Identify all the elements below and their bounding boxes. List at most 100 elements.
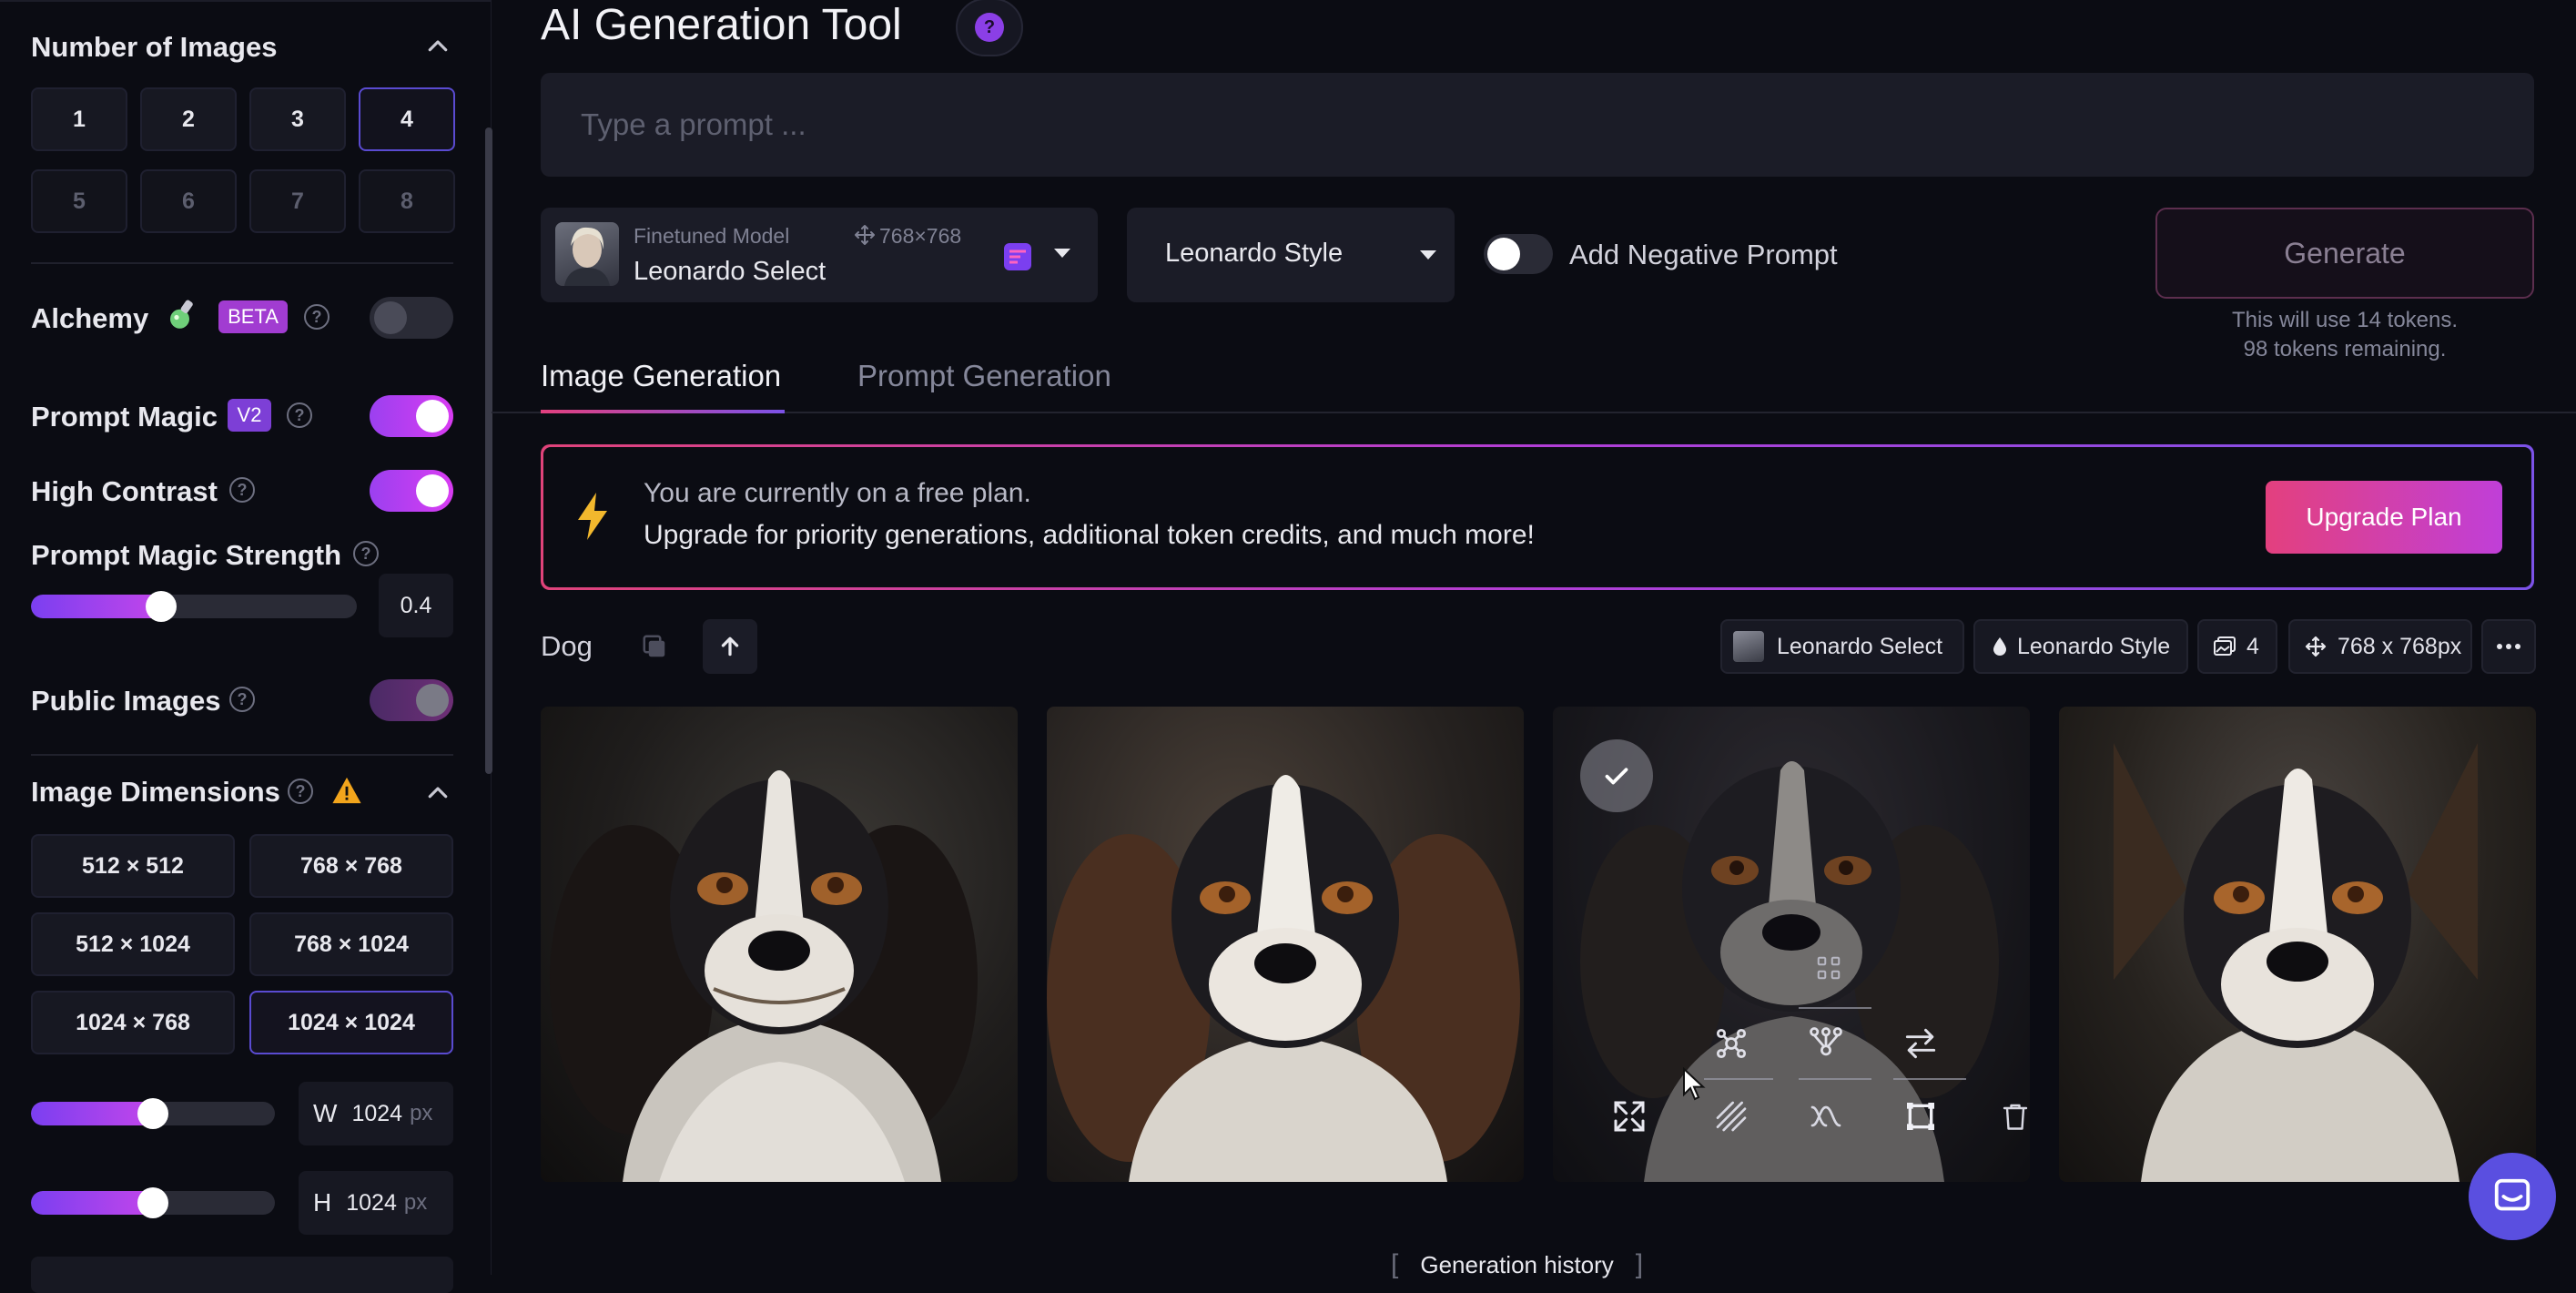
width-input[interactable]: W 1024 px (299, 1082, 453, 1145)
generate-button[interactable]: Generate (2155, 208, 2534, 299)
divider (31, 262, 453, 264)
slider-handle[interactable] (137, 1098, 168, 1129)
number-of-images-title: Number of Images (31, 31, 278, 63)
ellipsis-icon[interactable] (2481, 619, 2536, 674)
token-cost: This will use 14 tokens. (2231, 308, 2459, 332)
dimension-768x1024[interactable]: 768 × 1024 (249, 912, 453, 976)
help-icon[interactable]: ? (288, 779, 313, 804)
dimension-1024x1024[interactable]: 1024 × 1024 (249, 991, 453, 1054)
image-count-3[interactable]: 3 (249, 87, 346, 151)
width-value[interactable]: 1024 (351, 1101, 402, 1127)
check-icon[interactable] (1580, 739, 1653, 812)
sidebar-scrollbar[interactable] (485, 127, 492, 774)
style-selector[interactable]: Leonardo Style (1127, 208, 1455, 302)
chip-style[interactable]: Leonardo Style (1973, 619, 2188, 674)
slider-handle[interactable] (146, 591, 177, 622)
generation-history-link[interactable]: [ Generation history ] (1391, 1249, 1643, 1280)
v2-badge: V2 (228, 399, 271, 432)
lightning-icon (574, 493, 611, 540)
dimension-512x512[interactable]: 512 × 512 (31, 834, 235, 898)
toolbar-divider (1799, 1078, 1871, 1080)
prompt-magic-strength-value[interactable]: 0.4 (379, 574, 453, 637)
chip-model[interactable]: Leonardo Select (1720, 619, 1964, 674)
chevron-up-icon[interactable] (424, 33, 451, 60)
public-images-toggle[interactable] (370, 679, 453, 721)
height-input[interactable]: H 1024 px (299, 1171, 453, 1235)
crop-icon[interactable] (1893, 1089, 1948, 1144)
model-thumbnail (555, 222, 619, 286)
prompt-input[interactable] (581, 100, 2492, 149)
copy-icon[interactable] (632, 626, 677, 667)
height-value[interactable]: 1024 (346, 1190, 397, 1217)
active-tab-indicator (541, 410, 785, 413)
move-icon (2305, 636, 2327, 657)
prompt-magic-toggle[interactable] (370, 395, 453, 437)
tab-prompt-generation[interactable]: Prompt Generation (857, 359, 1111, 393)
help-icon[interactable]: ? (287, 402, 312, 428)
model-size: 768×768 (879, 224, 962, 248)
arrow-up-icon[interactable] (703, 619, 757, 674)
sidebar-top-divider (0, 0, 492, 2)
nodes-icon[interactable] (1799, 1016, 1853, 1071)
toolbar-divider (1704, 1078, 1773, 1080)
warning-icon (331, 776, 362, 805)
bracket-left-icon: [ (1391, 1249, 1399, 1279)
chip-dimensions[interactable]: 768 x 768px (2288, 619, 2472, 674)
remove-background-icon[interactable] (1704, 1089, 1759, 1144)
next-section-field[interactable] (31, 1257, 453, 1293)
help-icon[interactable]: ? (229, 687, 255, 712)
expand-icon[interactable] (1602, 1089, 1657, 1144)
chip-count[interactable]: 4 (2197, 619, 2277, 674)
high-contrast-toggle[interactable] (370, 470, 453, 512)
trash-icon[interactable] (1988, 1089, 2030, 1144)
prompt-magic-strength-slider[interactable] (31, 595, 357, 618)
dog-image-4[interactable] (2059, 707, 2536, 1182)
toolbar-divider (1799, 1007, 1871, 1009)
generation-prompt: Dog (541, 630, 593, 662)
chevron-up-icon[interactable] (424, 779, 451, 807)
image-count-6[interactable]: 6 (140, 169, 237, 233)
drop-icon (1992, 636, 2008, 657)
image-count-5[interactable]: 5 (31, 169, 127, 233)
upgrade-plan-button[interactable]: Upgrade Plan (2266, 481, 2502, 554)
image-dimensions-title: Image Dimensions (31, 776, 280, 808)
swap-icon[interactable] (1893, 1016, 1948, 1071)
tokens-remaining: 98 tokens remaining. (2243, 337, 2447, 361)
help-button[interactable]: ? (956, 0, 1023, 56)
image-count-1[interactable]: 1 (31, 87, 127, 151)
network-icon[interactable] (1704, 1016, 1759, 1071)
dog-image-3[interactable] (1553, 707, 2030, 1182)
dimension-512x1024[interactable]: 512 × 1024 (31, 912, 235, 976)
chevron-down-icon[interactable] (1052, 246, 1072, 260)
negative-prompt-label[interactable]: Add Negative Prompt (1569, 239, 1838, 271)
image-count-8[interactable]: 8 (359, 169, 455, 233)
image-count-7[interactable]: 7 (249, 169, 346, 233)
mouse-cursor (1682, 1067, 1706, 1102)
model-selector[interactable]: Finetuned Model 768×768 Leonardo Select (541, 208, 1098, 302)
help-icon[interactable]: ? (353, 541, 379, 566)
dog-image-1[interactable] (541, 707, 1018, 1182)
help-icon[interactable]: ? (304, 304, 330, 330)
dimension-1024x768[interactable]: 1024 × 768 (31, 991, 235, 1054)
move-icon (854, 224, 876, 246)
alchemy-toggle[interactable] (370, 297, 453, 339)
chat-icon[interactable] (2469, 1153, 2556, 1240)
help-icon: ? (975, 13, 1004, 42)
divider (31, 754, 453, 756)
download-icon[interactable] (1553, 1089, 1562, 1144)
grid-icon[interactable] (1815, 954, 1842, 982)
prompt-magic-label: Prompt Magic (31, 401, 218, 433)
dna-icon[interactable] (1799, 1089, 1853, 1144)
dog-image-2[interactable] (1047, 707, 1524, 1182)
image-count-4[interactable]: 4 (359, 87, 455, 151)
tab-image-generation[interactable]: Image Generation (541, 359, 781, 393)
image-count-2[interactable]: 2 (140, 87, 237, 151)
model-thumbnail (1733, 631, 1764, 662)
dimension-768x768[interactable]: 768 × 768 (249, 834, 453, 898)
upgrade-banner: You are currently on a free plan. Upgrad… (541, 444, 2534, 590)
prompt-library-icon[interactable] (1001, 240, 1034, 273)
negative-prompt-toggle[interactable] (1484, 234, 1553, 274)
slider-handle[interactable] (137, 1187, 168, 1218)
help-icon[interactable]: ? (229, 477, 255, 503)
chevron-down-icon (1418, 248, 1438, 262)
# # # # # # #
GIVEN PROBLEM: Convert every line of the records above into a Markdown table with the columns "Row" and "Entry," numbering the rows and skipping blank lines. Leave out the pictures.

WRITTEN RESPONSE:
| Row | Entry |
|---|---|
| 1 | Identify all the elements below and their bounding boxes. List at most 100 elements. |
| 2 | width-input[interactable]: W 1024 px (299, 1082, 453, 1145) |
| 3 | generate-button[interactable]: Generate (2155, 208, 2534, 299) |
| 4 | divider (31, 262, 453, 264) |
| 5 | slider-handle[interactable] (137, 1098, 168, 1129) |
| 6 | number-of-images-title: Number of Images (31, 31, 278, 63) |
| 7 | ellipsis-icon[interactable] (2481, 619, 2536, 674) |
| 8 | token-cost: This will use 14 tokens. (2231, 308, 2459, 332) |
| 9 | dimension-768x1024[interactable]: 768 × 1024 (249, 912, 453, 976) |
| 10 | help-icon[interactable]: ? (288, 779, 313, 804) |
| 11 | dimension-1024x1024[interactable]: 1024 × 1024 (249, 991, 453, 1054) |
| 12 | image-count-3[interactable]: 3 (249, 87, 346, 151) |
| 13 | width-value[interactable]: 1024 (351, 1101, 402, 1127) |
| 14 | check-icon[interactable] (1580, 739, 1653, 812) |
| 15 | sidebar-scrollbar[interactable] (485, 127, 492, 774) |
| 16 | style-selector[interactable]: Leonardo Style (1127, 208, 1455, 302) |
| 17 | chip-style[interactable]: Leonardo Style (1973, 619, 2188, 674) |
| 18 | slider-handle[interactable] (146, 591, 177, 622) |
| 19 | generation-history-link[interactable]: [ Generation history ] (1391, 1249, 1643, 1280) |
| 20 | v2-badge: V2 (228, 399, 271, 432) |
| 21 | lightning-icon (574, 493, 611, 540) |
| 22 | dimension-512x512[interactable]: 512 × 512 (31, 834, 235, 898) |
| 23 | toolbar-divider (1799, 1078, 1871, 1080) |
| 24 | prompt-magic-strength-value[interactable]: 0.4 (379, 574, 453, 637) |
| 25 | chip-model[interactable]: Leonardo Select (1720, 619, 1964, 674) |
| 26 | chevron-up-icon[interactable] (424, 33, 451, 60) |
| 27 | public-images-toggle[interactable] (370, 679, 453, 721) |
| 28 | height-input[interactable]: H 1024 px (299, 1171, 453, 1235) |
| 29 | crop-icon[interactable] (1893, 1089, 1948, 1144) |
| 30 | model-thumbnail (555, 222, 619, 286) |
| 31 | prompt-input[interactable] (581, 100, 2492, 149) |
| 32 | copy-icon[interactable] (632, 626, 677, 667) |
| 33 | height-value[interactable]: 1024 (346, 1190, 397, 1217) |
| 34 | active-tab-indicator (541, 410, 785, 413) |
| 35 | move-icon (2305, 636, 2327, 657) |
| 36 | prompt-magic-toggle[interactable] (370, 395, 453, 437) |
| 37 | tab-prompt-generation[interactable]: Prompt Generation (857, 359, 1111, 393) |
| 38 | help-icon[interactable]: ? (287, 402, 312, 428) |
| 39 | model-size: 768×768 (879, 224, 962, 248) |
| 40 | arrow-up-icon[interactable] (703, 619, 757, 674) |
| 41 | sidebar-top-divider (0, 0, 492, 2) |
| 42 | nodes-icon[interactable] (1799, 1016, 1853, 1071) |
| 43 | toolbar-divider (1704, 1078, 1773, 1080) |
| 44 | warning-icon (331, 776, 362, 805) |
| 45 | bracket-left-icon: [ (1391, 1249, 1399, 1279) |
| 46 | chip-dimensions[interactable]: 768 x 768px (2288, 619, 2472, 674) |
| 47 | remove-background-icon[interactable] (1704, 1089, 1759, 1144) |
| 48 | next-section-field[interactable] (31, 1257, 453, 1293) |
| 49 | help-icon[interactable]: ? (229, 687, 255, 712) |
| 50 | expand-icon[interactable] (1602, 1089, 1657, 1144) |
| 51 | chip-count[interactable]: 4 (2197, 619, 2277, 674) |
| 52 | high-contrast-toggle[interactable] (370, 470, 453, 512) |
| 53 | trash-icon[interactable] (1988, 1089, 2030, 1144) |
| 54 | prompt-magic-strength-slider[interactable] (31, 595, 357, 618) |
| 55 | dog-image-4[interactable] (2059, 707, 2536, 1182) |
| 56 | toolbar-divider (1799, 1007, 1871, 1009) |
| 57 | generation-prompt: Dog (541, 630, 593, 662) |
| 58 | chevron-up-icon[interactable] (424, 779, 451, 807) |
| 59 | image-count-6[interactable]: 6 (140, 169, 237, 233) |
| 60 | drop-icon (1992, 636, 2008, 657) |
| 61 | image-count-5[interactable]: 5 (31, 169, 127, 233) |
| 62 | upgrade-plan-button[interactable]: Upgrade Plan (2266, 481, 2502, 554) |
| 63 | image-dimensions-title: Image Dimensions (31, 776, 280, 808) |
| 64 | swap-icon[interactable] (1893, 1016, 1948, 1071) |
| 65 | tokens-remaining: 98 tokens remaining. (2243, 337, 2447, 361) |
| 66 | help-button[interactable]: ? (956, 0, 1023, 56) |
| 67 | image-count-1[interactable]: 1 (31, 87, 127, 151) |
| 68 | network-icon[interactable] (1704, 1016, 1759, 1071) |
| 69 | dog-image-3[interactable] (1553, 707, 2030, 1182) |
| 70 | dimension-512x1024[interactable]: 512 × 1024 (31, 912, 235, 976) |
| 71 | chevron-down-icon[interactable] (1052, 246, 1072, 260) |
| 72 | negative-prompt-label[interactable]: Add Negative Prompt (1569, 239, 1838, 271) |
| 73 | image-count-8[interactable]: 8 (359, 169, 455, 233) |
| 74 | image-count-7[interactable]: 7 (249, 169, 346, 233) |
| 75 | mouse-cursor (1682, 1067, 1706, 1102) |
| 76 | model-selector[interactable]: Finetuned Model 768×768 Leonardo Select (541, 208, 1098, 302) |
| 77 | help-icon[interactable]: ? (353, 541, 379, 566) |
| 78 | dog-image-1[interactable] (541, 707, 1018, 1182) |
| 79 | help-icon[interactable]: ? (304, 304, 330, 330) |
| 80 | dimension-1024x768[interactable]: 1024 × 768 (31, 991, 235, 1054) |
| 81 | move-icon (854, 224, 876, 246) |
| 82 | alchemy-toggle[interactable] (370, 297, 453, 339) |
| 83 | chat-icon[interactable] (2469, 1153, 2556, 1240) |
| 84 | help-icon: ? (975, 13, 1004, 42) |
| 85 | divider (31, 754, 453, 756) |
| 86 | download-icon[interactable] (1553, 1089, 1562, 1144) |
| 87 | grid-icon[interactable] (1815, 954, 1842, 982) |
| 88 | prompt-magic-label: Prompt Magic (31, 401, 218, 433) |
| 89 | dna-icon[interactable] (1799, 1089, 1853, 1144) |
| 90 | dog-image-2[interactable] (1047, 707, 1524, 1182) |
| 91 | image-count-4[interactable]: 4 (359, 87, 455, 151) |
| 92 | tab-image-generation[interactable]: Image Generation (541, 359, 781, 393) |
| 93 | image-count-2[interactable]: 2 (140, 87, 237, 151) |
| 94 | model-thumbnail (1733, 631, 1764, 662) |
| 95 | dimension-768x768[interactable]: 768 × 768 (249, 834, 453, 898) |
| 96 | upgrade-banner: You are currently on a free plan. Upgrad… (541, 444, 2534, 590) |
| 97 | prompt-library-icon[interactable] (1001, 240, 1034, 273) |
| 98 | negative-prompt-toggle[interactable] (1484, 234, 1553, 274) |
| 99 | slider-handle[interactable] (137, 1187, 168, 1218) |
| 100 | help-icon[interactable]: ? (229, 477, 255, 503) |
| 101 | chevron-down-icon (1418, 248, 1438, 262) |